(Items listed in a dataset)

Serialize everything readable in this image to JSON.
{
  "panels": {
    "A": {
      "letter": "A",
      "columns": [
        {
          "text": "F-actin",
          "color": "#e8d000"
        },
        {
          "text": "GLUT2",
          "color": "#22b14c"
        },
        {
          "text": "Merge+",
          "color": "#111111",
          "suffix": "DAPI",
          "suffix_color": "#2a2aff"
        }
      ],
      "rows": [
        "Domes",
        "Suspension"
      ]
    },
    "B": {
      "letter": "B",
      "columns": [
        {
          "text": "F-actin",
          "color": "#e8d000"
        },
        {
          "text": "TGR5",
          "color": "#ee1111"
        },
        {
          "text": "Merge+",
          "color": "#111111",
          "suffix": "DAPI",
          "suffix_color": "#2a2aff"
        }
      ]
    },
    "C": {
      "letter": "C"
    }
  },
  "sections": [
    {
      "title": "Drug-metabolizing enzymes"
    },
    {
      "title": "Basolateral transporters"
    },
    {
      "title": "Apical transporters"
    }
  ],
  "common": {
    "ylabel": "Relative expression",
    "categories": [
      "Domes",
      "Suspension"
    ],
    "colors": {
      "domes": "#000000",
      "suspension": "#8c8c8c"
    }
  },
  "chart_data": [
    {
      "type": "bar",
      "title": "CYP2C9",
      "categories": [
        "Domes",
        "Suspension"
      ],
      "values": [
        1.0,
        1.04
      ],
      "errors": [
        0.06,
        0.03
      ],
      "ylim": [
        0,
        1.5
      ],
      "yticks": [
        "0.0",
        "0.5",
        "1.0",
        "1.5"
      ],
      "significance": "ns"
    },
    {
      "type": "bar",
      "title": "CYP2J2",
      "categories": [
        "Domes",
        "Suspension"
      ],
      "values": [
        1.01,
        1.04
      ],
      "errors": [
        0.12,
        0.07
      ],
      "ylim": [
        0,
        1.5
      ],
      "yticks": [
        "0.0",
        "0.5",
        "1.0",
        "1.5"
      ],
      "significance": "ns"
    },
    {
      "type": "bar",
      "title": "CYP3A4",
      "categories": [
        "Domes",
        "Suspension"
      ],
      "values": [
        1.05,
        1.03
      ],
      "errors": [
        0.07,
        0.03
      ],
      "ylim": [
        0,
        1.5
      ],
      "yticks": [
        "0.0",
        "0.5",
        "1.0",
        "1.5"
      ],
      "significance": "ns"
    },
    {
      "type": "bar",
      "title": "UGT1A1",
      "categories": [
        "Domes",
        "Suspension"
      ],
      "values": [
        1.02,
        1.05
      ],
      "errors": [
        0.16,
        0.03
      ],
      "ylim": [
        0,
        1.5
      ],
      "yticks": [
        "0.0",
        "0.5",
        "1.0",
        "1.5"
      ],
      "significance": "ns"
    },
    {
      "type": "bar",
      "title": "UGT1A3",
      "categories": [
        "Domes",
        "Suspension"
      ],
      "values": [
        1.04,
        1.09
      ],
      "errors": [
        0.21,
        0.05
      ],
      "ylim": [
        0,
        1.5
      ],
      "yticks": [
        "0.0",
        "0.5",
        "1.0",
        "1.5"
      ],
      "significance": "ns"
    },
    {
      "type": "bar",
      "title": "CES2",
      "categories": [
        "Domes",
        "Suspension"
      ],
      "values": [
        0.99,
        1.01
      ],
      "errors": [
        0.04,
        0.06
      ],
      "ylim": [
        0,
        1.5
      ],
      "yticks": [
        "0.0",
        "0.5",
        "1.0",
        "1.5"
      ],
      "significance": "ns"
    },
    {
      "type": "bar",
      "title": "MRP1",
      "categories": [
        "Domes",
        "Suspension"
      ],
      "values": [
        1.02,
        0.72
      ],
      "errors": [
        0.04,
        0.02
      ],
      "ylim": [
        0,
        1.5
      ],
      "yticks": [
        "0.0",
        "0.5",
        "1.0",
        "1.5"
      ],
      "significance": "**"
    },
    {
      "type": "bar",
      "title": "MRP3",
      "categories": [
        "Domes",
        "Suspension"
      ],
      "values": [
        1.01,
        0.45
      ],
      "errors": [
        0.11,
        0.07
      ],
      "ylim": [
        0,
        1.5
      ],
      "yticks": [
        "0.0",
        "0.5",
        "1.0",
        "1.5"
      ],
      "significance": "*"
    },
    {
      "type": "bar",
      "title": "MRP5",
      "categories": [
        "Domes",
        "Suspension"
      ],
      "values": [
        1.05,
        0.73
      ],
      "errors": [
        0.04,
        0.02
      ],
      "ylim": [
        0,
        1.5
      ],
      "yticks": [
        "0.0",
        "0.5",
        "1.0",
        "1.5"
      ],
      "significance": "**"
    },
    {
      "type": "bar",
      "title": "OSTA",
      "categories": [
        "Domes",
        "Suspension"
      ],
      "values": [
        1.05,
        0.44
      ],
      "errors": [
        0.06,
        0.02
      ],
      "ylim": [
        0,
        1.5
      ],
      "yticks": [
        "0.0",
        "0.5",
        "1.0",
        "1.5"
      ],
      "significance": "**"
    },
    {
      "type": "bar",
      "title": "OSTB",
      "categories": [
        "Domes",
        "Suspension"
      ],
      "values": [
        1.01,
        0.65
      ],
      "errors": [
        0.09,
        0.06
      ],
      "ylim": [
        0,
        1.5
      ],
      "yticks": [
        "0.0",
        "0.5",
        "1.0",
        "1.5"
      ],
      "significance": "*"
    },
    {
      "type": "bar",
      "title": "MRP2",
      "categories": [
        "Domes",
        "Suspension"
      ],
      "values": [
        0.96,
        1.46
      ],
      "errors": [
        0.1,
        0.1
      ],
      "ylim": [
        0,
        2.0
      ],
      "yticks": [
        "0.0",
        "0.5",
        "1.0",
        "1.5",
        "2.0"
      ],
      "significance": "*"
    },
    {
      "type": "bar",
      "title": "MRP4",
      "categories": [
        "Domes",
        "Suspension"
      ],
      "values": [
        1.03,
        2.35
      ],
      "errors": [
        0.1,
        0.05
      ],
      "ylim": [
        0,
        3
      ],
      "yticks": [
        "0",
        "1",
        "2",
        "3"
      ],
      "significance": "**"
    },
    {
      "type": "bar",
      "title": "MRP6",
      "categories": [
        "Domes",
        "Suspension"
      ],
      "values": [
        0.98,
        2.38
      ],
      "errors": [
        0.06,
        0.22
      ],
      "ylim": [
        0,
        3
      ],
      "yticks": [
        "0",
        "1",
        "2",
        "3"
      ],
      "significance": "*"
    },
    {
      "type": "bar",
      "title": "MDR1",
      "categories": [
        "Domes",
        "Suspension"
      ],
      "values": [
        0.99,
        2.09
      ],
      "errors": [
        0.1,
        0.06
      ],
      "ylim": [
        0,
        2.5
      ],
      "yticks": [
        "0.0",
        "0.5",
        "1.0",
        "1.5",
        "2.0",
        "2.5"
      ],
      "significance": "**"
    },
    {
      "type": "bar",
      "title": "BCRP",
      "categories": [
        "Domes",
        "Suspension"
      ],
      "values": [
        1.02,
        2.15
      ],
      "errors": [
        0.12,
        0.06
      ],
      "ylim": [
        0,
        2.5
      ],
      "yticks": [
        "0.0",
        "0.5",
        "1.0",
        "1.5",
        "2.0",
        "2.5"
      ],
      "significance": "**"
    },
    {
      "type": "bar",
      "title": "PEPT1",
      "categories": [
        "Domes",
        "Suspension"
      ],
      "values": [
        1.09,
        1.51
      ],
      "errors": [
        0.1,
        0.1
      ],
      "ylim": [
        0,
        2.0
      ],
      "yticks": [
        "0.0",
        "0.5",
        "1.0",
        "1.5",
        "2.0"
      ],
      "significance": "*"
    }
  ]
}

**TASK GOAL**
I would like you to return every entry exactly, with nothing changed.

**RESPONSE**
Serialize everything readable in this image to JSON.
{
  "panels": {
    "A": {
      "letter": "A",
      "columns": [
        {
          "text": "F-actin",
          "color": "#e8d000"
        },
        {
          "text": "GLUT2",
          "color": "#22b14c"
        },
        {
          "text": "Merge+",
          "color": "#111111",
          "suffix": "DAPI",
          "suffix_color": "#2a2aff"
        }
      ],
      "rows": [
        "Domes",
        "Suspension"
      ]
    },
    "B": {
      "letter": "B",
      "columns": [
        {
          "text": "F-actin",
          "color": "#e8d000"
        },
        {
          "text": "TGR5",
          "color": "#ee1111"
        },
        {
          "text": "Merge+",
          "color": "#111111",
          "suffix": "DAPI",
          "suffix_color": "#2a2aff"
        }
      ]
    },
    "C": {
      "letter": "C"
    }
  },
  "sections": [
    {
      "title": "Drug-metabolizing enzymes"
    },
    {
      "title": "Basolateral transporters"
    },
    {
      "title": "Apical transporters"
    }
  ],
  "common": {
    "ylabel": "Relative expression",
    "categories": [
      "Domes",
      "Suspension"
    ],
    "colors": {
      "domes": "#000000",
      "suspension": "#8c8c8c"
    }
  },
  "chart_data": [
    {
      "type": "bar",
      "title": "CYP2C9",
      "categories": [
        "Domes",
        "Suspension"
      ],
      "values": [
        1.0,
        1.04
      ],
      "errors": [
        0.06,
        0.03
      ],
      "ylim": [
        0,
        1.5
      ],
      "yticks": [
        "0.0",
        "0.5",
        "1.0",
        "1.5"
      ],
      "significance": "ns"
    },
    {
      "type": "bar",
      "title": "CYP2J2",
      "categories": [
        "Domes",
        "Suspension"
      ],
      "values": [
        1.01,
        1.04
      ],
      "errors": [
        0.12,
        0.07
      ],
      "ylim": [
        0,
        1.5
      ],
      "yticks": [
        "0.0",
        "0.5",
        "1.0",
        "1.5"
      ],
      "significance": "ns"
    },
    {
      "type": "bar",
      "title": "CYP3A4",
      "categories": [
        "Domes",
        "Suspension"
      ],
      "values": [
        1.05,
        1.03
      ],
      "errors": [
        0.07,
        0.03
      ],
      "ylim": [
        0,
        1.5
      ],
      "yticks": [
        "0.0",
        "0.5",
        "1.0",
        "1.5"
      ],
      "significance": "ns"
    },
    {
      "type": "bar",
      "title": "UGT1A1",
      "categories": [
        "Domes",
        "Suspension"
      ],
      "values": [
        1.02,
        1.05
      ],
      "errors": [
        0.16,
        0.03
      ],
      "ylim": [
        0,
        1.5
      ],
      "yticks": [
        "0.0",
        "0.5",
        "1.0",
        "1.5"
      ],
      "significance": "ns"
    },
    {
      "type": "bar",
      "title": "UGT1A3",
      "categories": [
        "Domes",
        "Suspension"
      ],
      "values": [
        1.04,
        1.09
      ],
      "errors": [
        0.21,
        0.05
      ],
      "ylim": [
        0,
        1.5
      ],
      "yticks": [
        "0.0",
        "0.5",
        "1.0",
        "1.5"
      ],
      "significance": "ns"
    },
    {
      "type": "bar",
      "title": "CES2",
      "categories": [
        "Domes",
        "Suspension"
      ],
      "values": [
        0.99,
        1.01
      ],
      "errors": [
        0.04,
        0.06
      ],
      "ylim": [
        0,
        1.5
      ],
      "yticks": [
        "0.0",
        "0.5",
        "1.0",
        "1.5"
      ],
      "significance": "ns"
    },
    {
      "type": "bar",
      "title": "MRP1",
      "categories": [
        "Domes",
        "Suspension"
      ],
      "values": [
        1.02,
        0.72
      ],
      "errors": [
        0.04,
        0.02
      ],
      "ylim": [
        0,
        1.5
      ],
      "yticks": [
        "0.0",
        "0.5",
        "1.0",
        "1.5"
      ],
      "significance": "**"
    },
    {
      "type": "bar",
      "title": "MRP3",
      "categories": [
        "Domes",
        "Suspension"
      ],
      "values": [
        1.01,
        0.45
      ],
      "errors": [
        0.11,
        0.07
      ],
      "ylim": [
        0,
        1.5
      ],
      "yticks": [
        "0.0",
        "0.5",
        "1.0",
        "1.5"
      ],
      "significance": "*"
    },
    {
      "type": "bar",
      "title": "MRP5",
      "categories": [
        "Domes",
        "Suspension"
      ],
      "values": [
        1.05,
        0.73
      ],
      "errors": [
        0.04,
        0.02
      ],
      "ylim": [
        0,
        1.5
      ],
      "yticks": [
        "0.0",
        "0.5",
        "1.0",
        "1.5"
      ],
      "significance": "**"
    },
    {
      "type": "bar",
      "title": "OSTA",
      "categories": [
        "Domes",
        "Suspension"
      ],
      "values": [
        1.05,
        0.44
      ],
      "errors": [
        0.06,
        0.02
      ],
      "ylim": [
        0,
        1.5
      ],
      "yticks": [
        "0.0",
        "0.5",
        "1.0",
        "1.5"
      ],
      "significance": "**"
    },
    {
      "type": "bar",
      "title": "OSTB",
      "categories": [
        "Domes",
        "Suspension"
      ],
      "values": [
        1.01,
        0.65
      ],
      "errors": [
        0.09,
        0.06
      ],
      "ylim": [
        0,
        1.5
      ],
      "yticks": [
        "0.0",
        "0.5",
        "1.0",
        "1.5"
      ],
      "significance": "*"
    },
    {
      "type": "bar",
      "title": "MRP2",
      "categories": [
        "Domes",
        "Suspension"
      ],
      "values": [
        0.96,
        1.46
      ],
      "errors": [
        0.1,
        0.1
      ],
      "ylim": [
        0,
        2.0
      ],
      "yticks": [
        "0.0",
        "0.5",
        "1.0",
        "1.5",
        "2.0"
      ],
      "significance": "*"
    },
    {
      "type": "bar",
      "title": "MRP4",
      "categories": [
        "Domes",
        "Suspension"
      ],
      "values": [
        1.03,
        2.35
      ],
      "errors": [
        0.1,
        0.05
      ],
      "ylim": [
        0,
        3
      ],
      "yticks": [
        "0",
        "1",
        "2",
        "3"
      ],
      "significance": "**"
    },
    {
      "type": "bar",
      "title": "MRP6",
      "categories": [
        "Domes",
        "Suspension"
      ],
      "values": [
        0.98,
        2.38
      ],
      "errors": [
        0.06,
        0.22
      ],
      "ylim": [
        0,
        3
      ],
      "yticks": [
        "0",
        "1",
        "2",
        "3"
      ],
      "significance": "*"
    },
    {
      "type": "bar",
      "title": "MDR1",
      "categories": [
        "Domes",
        "Suspension"
      ],
      "values": [
        0.99,
        2.09
      ],
      "errors": [
        0.1,
        0.06
      ],
      "ylim": [
        0,
        2.5
      ],
      "yticks": [
        "0.0",
        "0.5",
        "1.0",
        "1.5",
        "2.0",
        "2.5"
      ],
      "significance": "**"
    },
    {
      "type": "bar",
      "title": "BCRP",
      "categories": [
        "Domes",
        "Suspension"
      ],
      "values": [
        1.02,
        2.15
      ],
      "errors": [
        0.12,
        0.06
      ],
      "ylim": [
        0,
        2.5
      ],
      "yticks": [
        "0.0",
        "0.5",
        "1.0",
        "1.5",
        "2.0",
        "2.5"
      ],
      "significance": "**"
    },
    {
      "type": "bar",
      "title": "PEPT1",
      "categories": [
        "Domes",
        "Suspension"
      ],
      "values": [
        1.09,
        1.51
      ],
      "errors": [
        0.1,
        0.1
      ],
      "ylim": [
        0,
        2.0
      ],
      "yticks": [
        "0.0",
        "0.5",
        "1.0",
        "1.5",
        "2.0"
      ],
      "significance": "*"
    }
  ]
}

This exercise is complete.